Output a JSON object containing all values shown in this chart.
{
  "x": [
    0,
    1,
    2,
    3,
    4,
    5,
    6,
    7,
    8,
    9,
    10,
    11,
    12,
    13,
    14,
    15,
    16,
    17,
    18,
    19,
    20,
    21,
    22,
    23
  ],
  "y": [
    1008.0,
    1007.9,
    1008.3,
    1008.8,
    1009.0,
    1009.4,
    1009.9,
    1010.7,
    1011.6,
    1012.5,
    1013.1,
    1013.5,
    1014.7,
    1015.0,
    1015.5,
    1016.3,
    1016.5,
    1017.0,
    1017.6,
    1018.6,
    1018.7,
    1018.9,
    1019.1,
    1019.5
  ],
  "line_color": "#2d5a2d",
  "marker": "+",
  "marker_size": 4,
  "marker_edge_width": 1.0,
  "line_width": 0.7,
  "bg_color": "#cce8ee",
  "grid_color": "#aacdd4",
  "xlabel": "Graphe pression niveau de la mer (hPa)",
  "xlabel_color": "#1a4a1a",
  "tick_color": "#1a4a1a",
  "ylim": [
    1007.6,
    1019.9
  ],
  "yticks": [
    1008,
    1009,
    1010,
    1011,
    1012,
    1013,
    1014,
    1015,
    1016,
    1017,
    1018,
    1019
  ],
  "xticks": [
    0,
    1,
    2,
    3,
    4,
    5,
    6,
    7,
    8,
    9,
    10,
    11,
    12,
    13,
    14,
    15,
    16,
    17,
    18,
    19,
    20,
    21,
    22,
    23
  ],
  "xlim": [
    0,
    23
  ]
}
--------
Please quote the records above exactly, without skipping a line.

Output a JSON object containing all values shown in this chart.
{
  "x": [
    0,
    1,
    2,
    3,
    4,
    5,
    6,
    7,
    8,
    9,
    10,
    11,
    12,
    13,
    14,
    15,
    16,
    17,
    18,
    19,
    20,
    21,
    22,
    23
  ],
  "y": [
    1008.0,
    1007.9,
    1008.3,
    1008.8,
    1009.0,
    1009.4,
    1009.9,
    1010.7,
    1011.6,
    1012.5,
    1013.1,
    1013.5,
    1014.7,
    1015.0,
    1015.5,
    1016.3,
    1016.5,
    1017.0,
    1017.6,
    1018.6,
    1018.7,
    1018.9,
    1019.1,
    1019.5
  ],
  "line_color": "#2d5a2d",
  "marker": "+",
  "marker_size": 4,
  "marker_edge_width": 1.0,
  "line_width": 0.7,
  "bg_color": "#cce8ee",
  "grid_color": "#aacdd4",
  "xlabel": "Graphe pression niveau de la mer (hPa)",
  "xlabel_color": "#1a4a1a",
  "tick_color": "#1a4a1a",
  "ylim": [
    1007.6,
    1019.9
  ],
  "yticks": [
    1008,
    1009,
    1010,
    1011,
    1012,
    1013,
    1014,
    1015,
    1016,
    1017,
    1018,
    1019
  ],
  "xticks": [
    0,
    1,
    2,
    3,
    4,
    5,
    6,
    7,
    8,
    9,
    10,
    11,
    12,
    13,
    14,
    15,
    16,
    17,
    18,
    19,
    20,
    21,
    22,
    23
  ],
  "xlim": [
    0,
    23
  ]
}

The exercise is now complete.